WORK TO BE COMPLETED » Skip the pictures and repeat each line of the data exactly.
________________
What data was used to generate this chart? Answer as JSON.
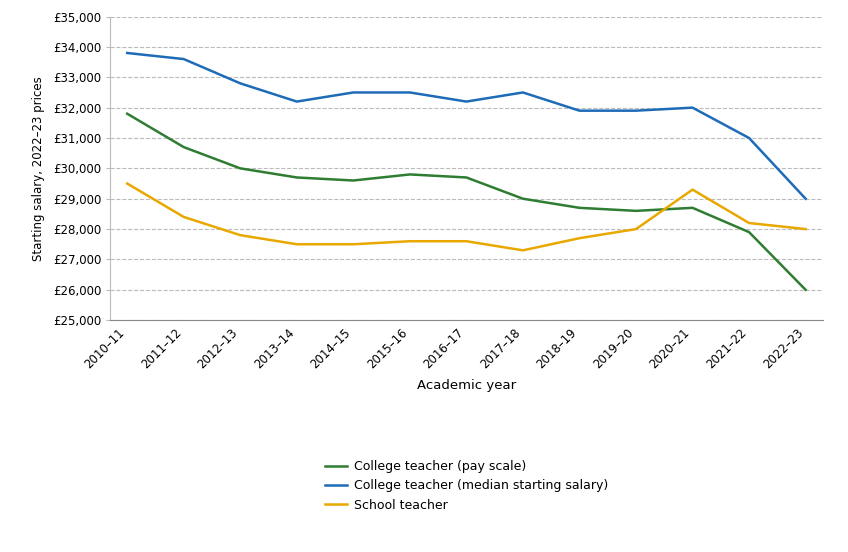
{
  "years": [
    "2010–11",
    "2011–12",
    "2012–13",
    "2013–14",
    "2014–15",
    "2015–16",
    "2016–17",
    "2017–18",
    "2018–19",
    "2019–20",
    "2020–21",
    "2021–22",
    "2022–23"
  ],
  "college_pay_scale": [
    31800,
    30700,
    30000,
    29700,
    29600,
    29800,
    29700,
    29000,
    28700,
    28600,
    28700,
    27900,
    26000
  ],
  "college_median": [
    33800,
    33600,
    32800,
    32200,
    32500,
    32500,
    32200,
    32500,
    31900,
    31900,
    32000,
    31000,
    29000
  ],
  "school_teacher": [
    29500,
    28400,
    27800,
    27500,
    27500,
    27600,
    27600,
    27300,
    27700,
    28000,
    29300,
    28200,
    28000
  ],
  "line_colors": {
    "college_pay_scale": "#2e7d32",
    "college_median": "#1e6bb8",
    "school_teacher": "#e8a800"
  },
  "xlabel": "Academic year",
  "ylabel": "Starting salary, 2022–23 prices",
  "ylim": [
    25000,
    35000
  ],
  "yticks": [
    25000,
    26000,
    27000,
    28000,
    29000,
    30000,
    31000,
    32000,
    33000,
    34000,
    35000
  ],
  "legend_labels": [
    "College teacher (pay scale)",
    "College teacher (median starting salary)",
    "School teacher"
  ],
  "background_color": "#ffffff",
  "grid_color": "#bbbbbb",
  "line_width": 1.8
}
________________
ANSWER BELOW »
What data was used to generate this chart? Answer as JSON.
{
  "years": [
    "2010–11",
    "2011–12",
    "2012–13",
    "2013–14",
    "2014–15",
    "2015–16",
    "2016–17",
    "2017–18",
    "2018–19",
    "2019–20",
    "2020–21",
    "2021–22",
    "2022–23"
  ],
  "college_pay_scale": [
    31800,
    30700,
    30000,
    29700,
    29600,
    29800,
    29700,
    29000,
    28700,
    28600,
    28700,
    27900,
    26000
  ],
  "college_median": [
    33800,
    33600,
    32800,
    32200,
    32500,
    32500,
    32200,
    32500,
    31900,
    31900,
    32000,
    31000,
    29000
  ],
  "school_teacher": [
    29500,
    28400,
    27800,
    27500,
    27500,
    27600,
    27600,
    27300,
    27700,
    28000,
    29300,
    28200,
    28000
  ],
  "line_colors": {
    "college_pay_scale": "#2e7d32",
    "college_median": "#1e6bb8",
    "school_teacher": "#e8a800"
  },
  "xlabel": "Academic year",
  "ylabel": "Starting salary, 2022–23 prices",
  "ylim": [
    25000,
    35000
  ],
  "yticks": [
    25000,
    26000,
    27000,
    28000,
    29000,
    30000,
    31000,
    32000,
    33000,
    34000,
    35000
  ],
  "legend_labels": [
    "College teacher (pay scale)",
    "College teacher (median starting salary)",
    "School teacher"
  ],
  "background_color": "#ffffff",
  "grid_color": "#bbbbbb",
  "line_width": 1.8
}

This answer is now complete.